--- MATERIAL PROVIDED ---

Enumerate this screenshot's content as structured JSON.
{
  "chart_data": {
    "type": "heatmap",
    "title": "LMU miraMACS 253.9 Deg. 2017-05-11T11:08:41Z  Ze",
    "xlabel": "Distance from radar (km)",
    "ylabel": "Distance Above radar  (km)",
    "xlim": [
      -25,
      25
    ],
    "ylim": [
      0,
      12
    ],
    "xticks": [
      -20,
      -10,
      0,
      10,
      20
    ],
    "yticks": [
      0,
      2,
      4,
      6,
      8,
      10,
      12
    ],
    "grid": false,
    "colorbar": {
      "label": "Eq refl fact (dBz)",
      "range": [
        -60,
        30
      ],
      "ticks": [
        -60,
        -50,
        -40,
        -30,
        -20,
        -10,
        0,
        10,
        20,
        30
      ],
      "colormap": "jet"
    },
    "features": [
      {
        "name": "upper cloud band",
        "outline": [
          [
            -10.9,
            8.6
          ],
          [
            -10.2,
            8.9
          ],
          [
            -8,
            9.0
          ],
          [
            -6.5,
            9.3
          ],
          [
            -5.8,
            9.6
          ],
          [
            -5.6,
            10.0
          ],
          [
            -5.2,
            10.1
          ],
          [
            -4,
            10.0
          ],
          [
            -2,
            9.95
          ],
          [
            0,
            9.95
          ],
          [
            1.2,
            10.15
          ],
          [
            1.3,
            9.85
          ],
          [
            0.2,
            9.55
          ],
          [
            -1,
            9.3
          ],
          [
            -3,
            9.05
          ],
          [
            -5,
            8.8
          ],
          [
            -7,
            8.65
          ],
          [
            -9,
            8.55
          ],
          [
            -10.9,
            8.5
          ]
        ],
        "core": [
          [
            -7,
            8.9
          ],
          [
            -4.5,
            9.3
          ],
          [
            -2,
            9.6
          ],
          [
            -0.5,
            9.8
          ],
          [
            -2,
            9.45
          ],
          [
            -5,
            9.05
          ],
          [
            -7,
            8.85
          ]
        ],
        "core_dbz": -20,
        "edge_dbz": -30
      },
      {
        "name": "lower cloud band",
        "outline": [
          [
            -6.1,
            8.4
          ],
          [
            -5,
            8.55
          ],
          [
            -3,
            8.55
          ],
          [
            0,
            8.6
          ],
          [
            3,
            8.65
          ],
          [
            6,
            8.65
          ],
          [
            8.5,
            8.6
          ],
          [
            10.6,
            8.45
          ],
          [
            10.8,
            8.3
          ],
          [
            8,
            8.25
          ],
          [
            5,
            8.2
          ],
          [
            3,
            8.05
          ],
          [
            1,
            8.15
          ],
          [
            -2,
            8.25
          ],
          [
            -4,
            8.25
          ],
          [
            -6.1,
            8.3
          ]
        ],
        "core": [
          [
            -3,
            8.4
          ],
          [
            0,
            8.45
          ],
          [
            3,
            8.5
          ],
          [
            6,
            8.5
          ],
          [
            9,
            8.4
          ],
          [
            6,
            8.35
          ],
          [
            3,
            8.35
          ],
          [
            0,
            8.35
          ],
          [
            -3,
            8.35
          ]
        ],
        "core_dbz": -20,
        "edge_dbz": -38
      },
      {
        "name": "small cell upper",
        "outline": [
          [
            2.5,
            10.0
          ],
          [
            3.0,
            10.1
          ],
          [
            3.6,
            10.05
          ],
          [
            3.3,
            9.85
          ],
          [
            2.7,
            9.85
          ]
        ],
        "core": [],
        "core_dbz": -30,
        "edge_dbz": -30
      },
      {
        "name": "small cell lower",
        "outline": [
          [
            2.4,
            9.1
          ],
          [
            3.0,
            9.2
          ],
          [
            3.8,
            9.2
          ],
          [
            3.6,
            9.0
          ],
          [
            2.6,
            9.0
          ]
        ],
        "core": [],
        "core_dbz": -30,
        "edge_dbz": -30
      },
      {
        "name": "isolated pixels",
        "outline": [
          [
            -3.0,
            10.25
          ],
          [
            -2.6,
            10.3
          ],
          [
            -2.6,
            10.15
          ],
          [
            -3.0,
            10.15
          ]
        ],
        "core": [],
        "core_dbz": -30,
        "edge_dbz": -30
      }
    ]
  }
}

---
--- MATERIAL PROVIDED ---

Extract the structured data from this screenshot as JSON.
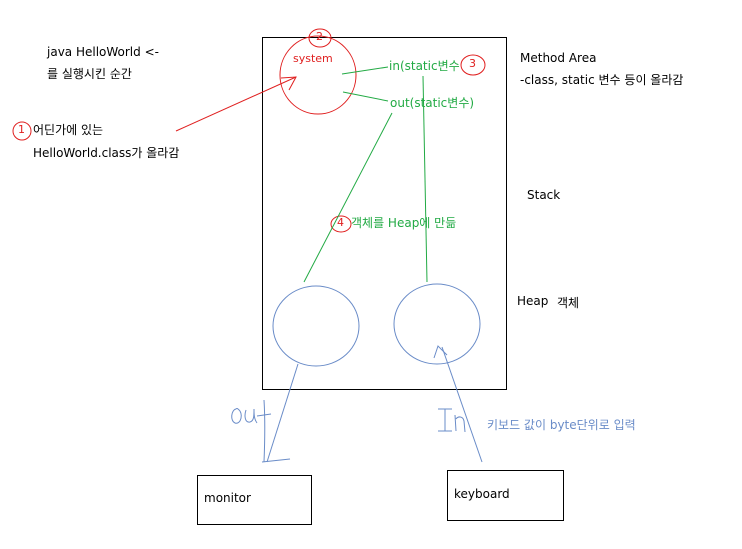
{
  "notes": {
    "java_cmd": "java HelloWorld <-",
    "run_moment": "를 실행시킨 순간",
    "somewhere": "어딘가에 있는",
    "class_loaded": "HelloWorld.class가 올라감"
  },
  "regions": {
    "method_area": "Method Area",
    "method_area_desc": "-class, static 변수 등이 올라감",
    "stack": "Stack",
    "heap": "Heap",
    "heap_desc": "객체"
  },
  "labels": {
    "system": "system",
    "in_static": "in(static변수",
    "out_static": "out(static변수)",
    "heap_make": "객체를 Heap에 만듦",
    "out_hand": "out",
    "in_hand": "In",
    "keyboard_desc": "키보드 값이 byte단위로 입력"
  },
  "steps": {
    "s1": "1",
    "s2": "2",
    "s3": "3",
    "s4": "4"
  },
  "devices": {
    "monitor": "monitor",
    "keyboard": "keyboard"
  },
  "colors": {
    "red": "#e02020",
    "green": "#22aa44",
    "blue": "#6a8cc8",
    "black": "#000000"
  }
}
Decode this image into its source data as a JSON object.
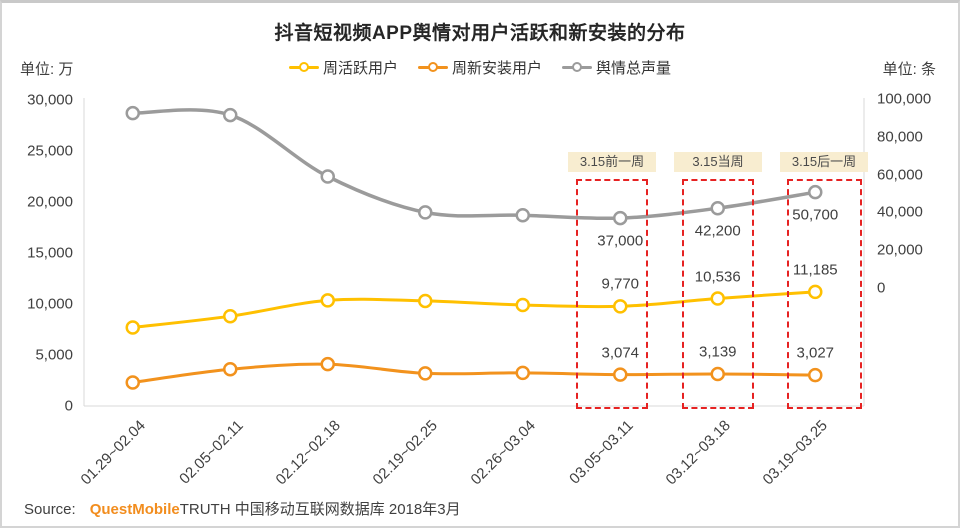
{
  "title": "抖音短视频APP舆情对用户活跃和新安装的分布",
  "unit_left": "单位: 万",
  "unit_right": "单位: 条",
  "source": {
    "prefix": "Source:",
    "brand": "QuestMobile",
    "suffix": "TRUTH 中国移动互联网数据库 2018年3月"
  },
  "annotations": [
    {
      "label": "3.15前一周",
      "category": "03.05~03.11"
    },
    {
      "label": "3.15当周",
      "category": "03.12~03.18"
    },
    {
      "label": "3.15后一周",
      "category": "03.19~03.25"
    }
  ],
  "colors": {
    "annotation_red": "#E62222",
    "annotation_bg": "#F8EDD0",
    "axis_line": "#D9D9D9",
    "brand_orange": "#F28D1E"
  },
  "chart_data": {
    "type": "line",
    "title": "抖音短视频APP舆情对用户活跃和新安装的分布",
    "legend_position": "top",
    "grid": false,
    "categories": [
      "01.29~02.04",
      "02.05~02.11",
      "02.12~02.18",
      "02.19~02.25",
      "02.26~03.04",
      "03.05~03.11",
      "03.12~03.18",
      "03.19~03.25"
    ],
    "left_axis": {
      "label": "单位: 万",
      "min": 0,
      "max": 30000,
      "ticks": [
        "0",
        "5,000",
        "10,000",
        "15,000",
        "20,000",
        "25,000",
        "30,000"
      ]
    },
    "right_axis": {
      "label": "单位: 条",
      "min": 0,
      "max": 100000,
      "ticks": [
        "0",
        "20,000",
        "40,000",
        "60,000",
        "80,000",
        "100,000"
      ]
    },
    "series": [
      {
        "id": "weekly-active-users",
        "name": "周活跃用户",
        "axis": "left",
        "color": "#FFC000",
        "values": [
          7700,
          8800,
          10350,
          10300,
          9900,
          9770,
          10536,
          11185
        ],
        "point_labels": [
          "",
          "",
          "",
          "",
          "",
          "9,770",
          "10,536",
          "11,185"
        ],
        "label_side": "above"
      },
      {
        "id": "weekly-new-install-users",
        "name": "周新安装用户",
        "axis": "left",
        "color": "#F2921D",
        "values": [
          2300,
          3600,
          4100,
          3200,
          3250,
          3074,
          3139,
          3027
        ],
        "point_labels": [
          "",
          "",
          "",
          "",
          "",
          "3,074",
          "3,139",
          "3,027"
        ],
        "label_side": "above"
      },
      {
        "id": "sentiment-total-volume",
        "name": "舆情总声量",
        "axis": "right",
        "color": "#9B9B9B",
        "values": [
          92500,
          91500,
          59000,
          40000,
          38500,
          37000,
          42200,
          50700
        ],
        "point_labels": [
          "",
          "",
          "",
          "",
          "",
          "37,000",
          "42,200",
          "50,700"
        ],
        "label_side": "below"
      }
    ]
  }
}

---
--- MATERIAL PROVIDED ---

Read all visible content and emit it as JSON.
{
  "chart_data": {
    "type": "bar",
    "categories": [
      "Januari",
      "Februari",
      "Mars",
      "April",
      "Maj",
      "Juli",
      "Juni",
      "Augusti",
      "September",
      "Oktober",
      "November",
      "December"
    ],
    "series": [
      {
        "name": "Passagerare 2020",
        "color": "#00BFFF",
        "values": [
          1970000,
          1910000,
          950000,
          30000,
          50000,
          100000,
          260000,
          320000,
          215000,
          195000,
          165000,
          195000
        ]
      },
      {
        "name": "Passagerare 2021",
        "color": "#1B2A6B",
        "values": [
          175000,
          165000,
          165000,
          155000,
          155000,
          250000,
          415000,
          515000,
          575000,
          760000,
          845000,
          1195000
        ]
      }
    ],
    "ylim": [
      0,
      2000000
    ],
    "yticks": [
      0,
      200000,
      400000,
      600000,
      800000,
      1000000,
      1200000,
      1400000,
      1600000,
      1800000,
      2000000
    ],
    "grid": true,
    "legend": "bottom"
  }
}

---

*GIVEN EXERCISE*
Copy every line of the listing that includes the string "content".

*REPLY*
Enumerate this screenshot's content as structured JSON.
Read all visible content and emit it as JSON.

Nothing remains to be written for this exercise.